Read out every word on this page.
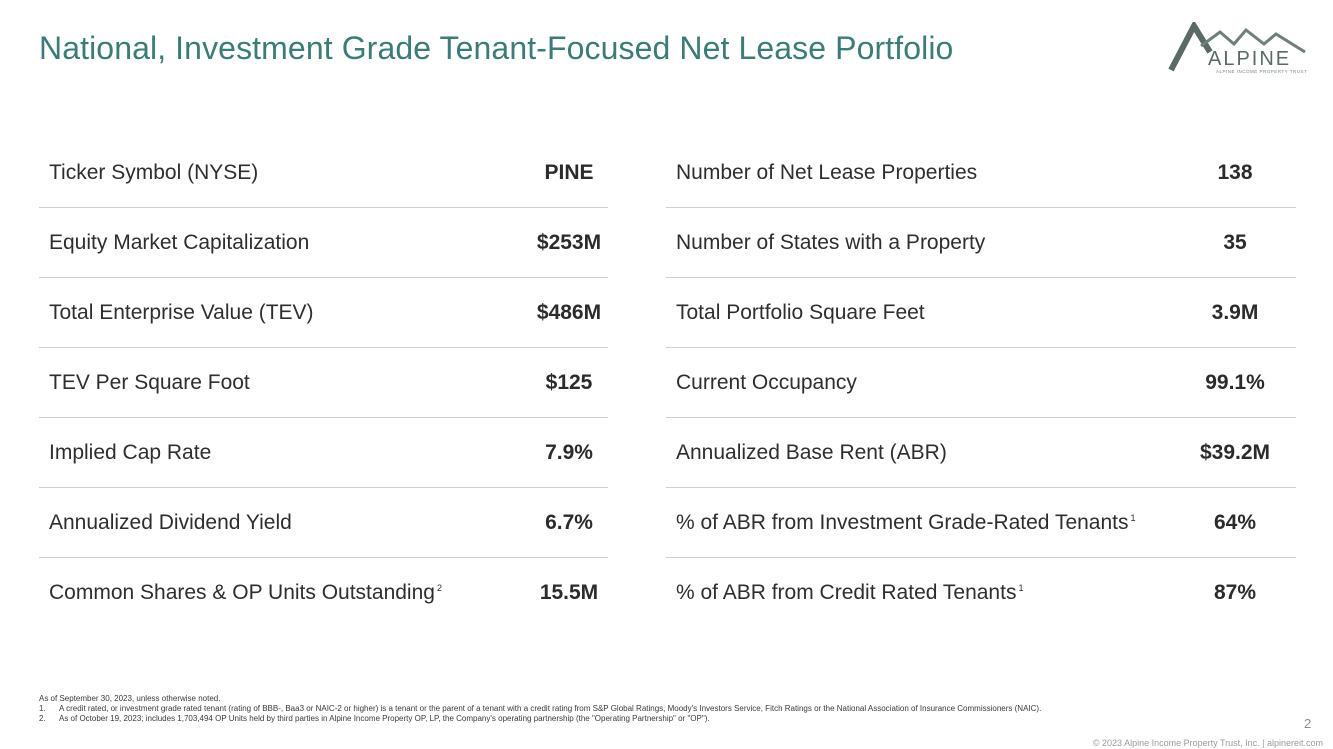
National, Investment Grade Tenant-Focused Net Lease Portfolio	ALPINE
ALPINE INCOME PROPERTY TRUST
Ticker Symbol (NYSE)	PINE
Equity Market Capitalization	$253M
Total Enterprise Value (TEV)	$486M
TEV Per Square Foot	$125
Implied Cap Rate	7.9%
Annualized Dividend Yield	6.7%
Common Shares & OP Units Outstanding $^2$	15.5M
Number of Net Lease Properties	138
Number of States with a Property	35
Total Portfolio Square Feet	3.9M
Current Occupancy	99.1%
Annualized Base Rent (ABR)	$39.2M
% of ABR from Investment Grade-Rated Tenants $^1$	64%
% of ABR from Credit Rated Tenants $^1$	87%
As of September 30, 2023, unless otherwise noted.
1. A credit rated, or investment grade rated tenant (rating of BBB-, Baa3 or NAIC-2 or higher) is a tenant or the parent of a tenant with a credit rating from S&P Global Ratings, Moody's Investors Service, Fitch Ratings or the National Association of Insurance Commissioners (NAIC).
2. As of October 19, 2023; includes 1,703,494 OP Units held by third parties in Alpine Income Property OP, LP, the Company's operating partnership (the "Operating Partnership" or "OP").	2
© 2023 Alpine Income Property Trust, Inc. | alpinereit.com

> _TASK DESCRIPTION_: Copy every record character for character. Skip the pictures.

> _OUTPUT FOR THIS EXERCISE_:
Read out every word on this page.
National, Investment Grade Tenant-Focused Net Lease Portfolio	ALPINE
ALPINE INCOME PROPERTY TRUST
Ticker Symbol (NYSE)	PINE
Equity Market Capitalization	$253M
Total Enterprise Value (TEV)	$486M
TEV Per Square Foot	$125
Implied Cap Rate	7.9%
Annualized Dividend Yield	6.7%
Common Shares & OP Units Outstanding $^2$	15.5M
Number of Net Lease Properties	138
Number of States with a Property	35
Total Portfolio Square Feet	3.9M
Current Occupancy	99.1%
Annualized Base Rent (ABR)	$39.2M
% of ABR from Investment Grade-Rated Tenants $^1$	64%
% of ABR from Credit Rated Tenants $^1$	87%
As of September 30, 2023, unless otherwise noted.
1. A credit rated, or investment grade rated tenant (rating of BBB-, Baa3 or NAIC-2 or higher) is a tenant or the parent of a tenant with a credit rating from S&P Global Ratings, Moody's Investors Service, Fitch Ratings or the National Association of Insurance Commissioners (NAIC).
2. As of October 19, 2023; includes 1,703,494 OP Units held by third parties in Alpine Income Property OP, LP, the Company's operating partnership (the "Operating Partnership" or "OP").	2
© 2023 Alpine Income Property Trust, Inc. | alpinereit.com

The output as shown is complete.